**Job:** Reproduce each line of the material precisely.

**Records to process:**
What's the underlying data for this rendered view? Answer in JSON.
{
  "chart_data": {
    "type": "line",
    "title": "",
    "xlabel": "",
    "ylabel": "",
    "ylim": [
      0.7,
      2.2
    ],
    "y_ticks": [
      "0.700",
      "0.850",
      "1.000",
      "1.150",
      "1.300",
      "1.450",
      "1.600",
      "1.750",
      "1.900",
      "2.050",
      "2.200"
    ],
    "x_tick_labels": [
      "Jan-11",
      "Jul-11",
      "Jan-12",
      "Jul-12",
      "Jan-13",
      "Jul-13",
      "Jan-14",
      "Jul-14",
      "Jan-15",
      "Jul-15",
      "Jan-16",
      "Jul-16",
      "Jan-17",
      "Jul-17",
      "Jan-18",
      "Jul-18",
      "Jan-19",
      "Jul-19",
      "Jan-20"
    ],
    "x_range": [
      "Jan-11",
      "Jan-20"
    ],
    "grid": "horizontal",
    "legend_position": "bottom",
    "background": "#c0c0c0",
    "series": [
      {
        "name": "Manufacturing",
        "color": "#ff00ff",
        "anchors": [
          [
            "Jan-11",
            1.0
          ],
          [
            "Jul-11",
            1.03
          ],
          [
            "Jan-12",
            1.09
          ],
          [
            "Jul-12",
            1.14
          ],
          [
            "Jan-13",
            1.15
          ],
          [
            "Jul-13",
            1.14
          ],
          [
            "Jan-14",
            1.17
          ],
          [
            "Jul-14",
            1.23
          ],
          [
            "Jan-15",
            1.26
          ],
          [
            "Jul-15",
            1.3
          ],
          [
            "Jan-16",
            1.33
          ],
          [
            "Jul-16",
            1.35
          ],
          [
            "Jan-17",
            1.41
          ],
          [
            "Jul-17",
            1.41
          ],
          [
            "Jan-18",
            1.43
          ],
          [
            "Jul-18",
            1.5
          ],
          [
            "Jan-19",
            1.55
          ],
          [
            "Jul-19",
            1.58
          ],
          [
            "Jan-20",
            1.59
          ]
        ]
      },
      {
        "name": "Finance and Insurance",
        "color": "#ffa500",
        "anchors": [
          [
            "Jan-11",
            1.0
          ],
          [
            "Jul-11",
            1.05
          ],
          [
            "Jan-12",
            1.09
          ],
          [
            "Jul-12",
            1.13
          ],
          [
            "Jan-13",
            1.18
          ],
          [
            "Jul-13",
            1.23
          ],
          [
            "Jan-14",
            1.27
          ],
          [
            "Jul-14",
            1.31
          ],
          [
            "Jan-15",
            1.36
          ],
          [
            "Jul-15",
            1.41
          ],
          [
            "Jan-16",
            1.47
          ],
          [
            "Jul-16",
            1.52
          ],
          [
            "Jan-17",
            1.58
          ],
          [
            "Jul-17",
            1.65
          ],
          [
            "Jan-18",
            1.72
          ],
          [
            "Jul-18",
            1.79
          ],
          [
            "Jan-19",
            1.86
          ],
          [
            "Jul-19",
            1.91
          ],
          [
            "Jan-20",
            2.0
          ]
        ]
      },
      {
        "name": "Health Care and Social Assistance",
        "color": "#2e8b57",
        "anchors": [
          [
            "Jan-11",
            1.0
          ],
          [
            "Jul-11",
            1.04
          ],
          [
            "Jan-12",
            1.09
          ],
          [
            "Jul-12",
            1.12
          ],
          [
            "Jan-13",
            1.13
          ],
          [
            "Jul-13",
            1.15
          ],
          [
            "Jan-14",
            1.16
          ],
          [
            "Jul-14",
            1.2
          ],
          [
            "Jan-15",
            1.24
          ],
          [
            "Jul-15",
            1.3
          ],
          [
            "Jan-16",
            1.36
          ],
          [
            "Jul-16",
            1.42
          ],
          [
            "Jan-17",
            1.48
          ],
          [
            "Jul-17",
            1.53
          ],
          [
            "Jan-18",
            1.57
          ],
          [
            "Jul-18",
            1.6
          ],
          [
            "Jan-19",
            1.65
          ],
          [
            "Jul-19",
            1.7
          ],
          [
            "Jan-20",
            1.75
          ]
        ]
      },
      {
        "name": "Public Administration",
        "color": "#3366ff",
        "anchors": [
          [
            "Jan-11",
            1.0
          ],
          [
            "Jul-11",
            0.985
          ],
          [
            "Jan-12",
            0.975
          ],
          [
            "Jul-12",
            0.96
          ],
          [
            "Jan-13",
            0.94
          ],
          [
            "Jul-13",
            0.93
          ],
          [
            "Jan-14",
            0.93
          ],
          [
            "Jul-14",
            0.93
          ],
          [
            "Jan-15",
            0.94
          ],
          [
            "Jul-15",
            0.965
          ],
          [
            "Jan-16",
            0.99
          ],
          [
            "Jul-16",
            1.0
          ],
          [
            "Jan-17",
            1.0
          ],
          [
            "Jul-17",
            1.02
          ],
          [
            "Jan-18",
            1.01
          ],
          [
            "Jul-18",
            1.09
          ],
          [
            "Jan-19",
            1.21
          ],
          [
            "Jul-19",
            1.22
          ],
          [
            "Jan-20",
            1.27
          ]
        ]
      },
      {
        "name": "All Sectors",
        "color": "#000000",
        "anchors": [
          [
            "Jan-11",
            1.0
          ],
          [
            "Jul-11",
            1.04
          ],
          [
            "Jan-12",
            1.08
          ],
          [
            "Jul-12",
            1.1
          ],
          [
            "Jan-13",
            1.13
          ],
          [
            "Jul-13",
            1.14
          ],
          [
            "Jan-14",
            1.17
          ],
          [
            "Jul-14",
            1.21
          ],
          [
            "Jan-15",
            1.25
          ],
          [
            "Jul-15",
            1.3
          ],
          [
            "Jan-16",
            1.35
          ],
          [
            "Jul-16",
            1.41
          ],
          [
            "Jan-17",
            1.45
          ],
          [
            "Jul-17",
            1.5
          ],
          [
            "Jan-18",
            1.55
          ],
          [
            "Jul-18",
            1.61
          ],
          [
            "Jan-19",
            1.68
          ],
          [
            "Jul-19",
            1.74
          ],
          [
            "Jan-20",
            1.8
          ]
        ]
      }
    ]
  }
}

**Written response:**
What's the underlying data for this rendered view? Answer in JSON.
{
  "chart_data": {
    "type": "line",
    "title": "",
    "xlabel": "",
    "ylabel": "",
    "ylim": [
      0.7,
      2.2
    ],
    "y_ticks": [
      "0.700",
      "0.850",
      "1.000",
      "1.150",
      "1.300",
      "1.450",
      "1.600",
      "1.750",
      "1.900",
      "2.050",
      "2.200"
    ],
    "x_tick_labels": [
      "Jan-11",
      "Jul-11",
      "Jan-12",
      "Jul-12",
      "Jan-13",
      "Jul-13",
      "Jan-14",
      "Jul-14",
      "Jan-15",
      "Jul-15",
      "Jan-16",
      "Jul-16",
      "Jan-17",
      "Jul-17",
      "Jan-18",
      "Jul-18",
      "Jan-19",
      "Jul-19",
      "Jan-20"
    ],
    "x_range": [
      "Jan-11",
      "Jan-20"
    ],
    "grid": "horizontal",
    "legend_position": "bottom",
    "background": "#c0c0c0",
    "series": [
      {
        "name": "Manufacturing",
        "color": "#ff00ff",
        "anchors": [
          [
            "Jan-11",
            1.0
          ],
          [
            "Jul-11",
            1.03
          ],
          [
            "Jan-12",
            1.09
          ],
          [
            "Jul-12",
            1.14
          ],
          [
            "Jan-13",
            1.15
          ],
          [
            "Jul-13",
            1.14
          ],
          [
            "Jan-14",
            1.17
          ],
          [
            "Jul-14",
            1.23
          ],
          [
            "Jan-15",
            1.26
          ],
          [
            "Jul-15",
            1.3
          ],
          [
            "Jan-16",
            1.33
          ],
          [
            "Jul-16",
            1.35
          ],
          [
            "Jan-17",
            1.41
          ],
          [
            "Jul-17",
            1.41
          ],
          [
            "Jan-18",
            1.43
          ],
          [
            "Jul-18",
            1.5
          ],
          [
            "Jan-19",
            1.55
          ],
          [
            "Jul-19",
            1.58
          ],
          [
            "Jan-20",
            1.59
          ]
        ]
      },
      {
        "name": "Finance and Insurance",
        "color": "#ffa500",
        "anchors": [
          [
            "Jan-11",
            1.0
          ],
          [
            "Jul-11",
            1.05
          ],
          [
            "Jan-12",
            1.09
          ],
          [
            "Jul-12",
            1.13
          ],
          [
            "Jan-13",
            1.18
          ],
          [
            "Jul-13",
            1.23
          ],
          [
            "Jan-14",
            1.27
          ],
          [
            "Jul-14",
            1.31
          ],
          [
            "Jan-15",
            1.36
          ],
          [
            "Jul-15",
            1.41
          ],
          [
            "Jan-16",
            1.47
          ],
          [
            "Jul-16",
            1.52
          ],
          [
            "Jan-17",
            1.58
          ],
          [
            "Jul-17",
            1.65
          ],
          [
            "Jan-18",
            1.72
          ],
          [
            "Jul-18",
            1.79
          ],
          [
            "Jan-19",
            1.86
          ],
          [
            "Jul-19",
            1.91
          ],
          [
            "Jan-20",
            2.0
          ]
        ]
      },
      {
        "name": "Health Care and Social Assistance",
        "color": "#2e8b57",
        "anchors": [
          [
            "Jan-11",
            1.0
          ],
          [
            "Jul-11",
            1.04
          ],
          [
            "Jan-12",
            1.09
          ],
          [
            "Jul-12",
            1.12
          ],
          [
            "Jan-13",
            1.13
          ],
          [
            "Jul-13",
            1.15
          ],
          [
            "Jan-14",
            1.16
          ],
          [
            "Jul-14",
            1.2
          ],
          [
            "Jan-15",
            1.24
          ],
          [
            "Jul-15",
            1.3
          ],
          [
            "Jan-16",
            1.36
          ],
          [
            "Jul-16",
            1.42
          ],
          [
            "Jan-17",
            1.48
          ],
          [
            "Jul-17",
            1.53
          ],
          [
            "Jan-18",
            1.57
          ],
          [
            "Jul-18",
            1.6
          ],
          [
            "Jan-19",
            1.65
          ],
          [
            "Jul-19",
            1.7
          ],
          [
            "Jan-20",
            1.75
          ]
        ]
      },
      {
        "name": "Public Administration",
        "color": "#3366ff",
        "anchors": [
          [
            "Jan-11",
            1.0
          ],
          [
            "Jul-11",
            0.985
          ],
          [
            "Jan-12",
            0.975
          ],
          [
            "Jul-12",
            0.96
          ],
          [
            "Jan-13",
            0.94
          ],
          [
            "Jul-13",
            0.93
          ],
          [
            "Jan-14",
            0.93
          ],
          [
            "Jul-14",
            0.93
          ],
          [
            "Jan-15",
            0.94
          ],
          [
            "Jul-15",
            0.965
          ],
          [
            "Jan-16",
            0.99
          ],
          [
            "Jul-16",
            1.0
          ],
          [
            "Jan-17",
            1.0
          ],
          [
            "Jul-17",
            1.02
          ],
          [
            "Jan-18",
            1.01
          ],
          [
            "Jul-18",
            1.09
          ],
          [
            "Jan-19",
            1.21
          ],
          [
            "Jul-19",
            1.22
          ],
          [
            "Jan-20",
            1.27
          ]
        ]
      },
      {
        "name": "All Sectors",
        "color": "#000000",
        "anchors": [
          [
            "Jan-11",
            1.0
          ],
          [
            "Jul-11",
            1.04
          ],
          [
            "Jan-12",
            1.08
          ],
          [
            "Jul-12",
            1.1
          ],
          [
            "Jan-13",
            1.13
          ],
          [
            "Jul-13",
            1.14
          ],
          [
            "Jan-14",
            1.17
          ],
          [
            "Jul-14",
            1.21
          ],
          [
            "Jan-15",
            1.25
          ],
          [
            "Jul-15",
            1.3
          ],
          [
            "Jan-16",
            1.35
          ],
          [
            "Jul-16",
            1.41
          ],
          [
            "Jan-17",
            1.45
          ],
          [
            "Jul-17",
            1.5
          ],
          [
            "Jan-18",
            1.55
          ],
          [
            "Jul-18",
            1.61
          ],
          [
            "Jan-19",
            1.68
          ],
          [
            "Jul-19",
            1.74
          ],
          [
            "Jan-20",
            1.8
          ]
        ]
      }
    ]
  }
}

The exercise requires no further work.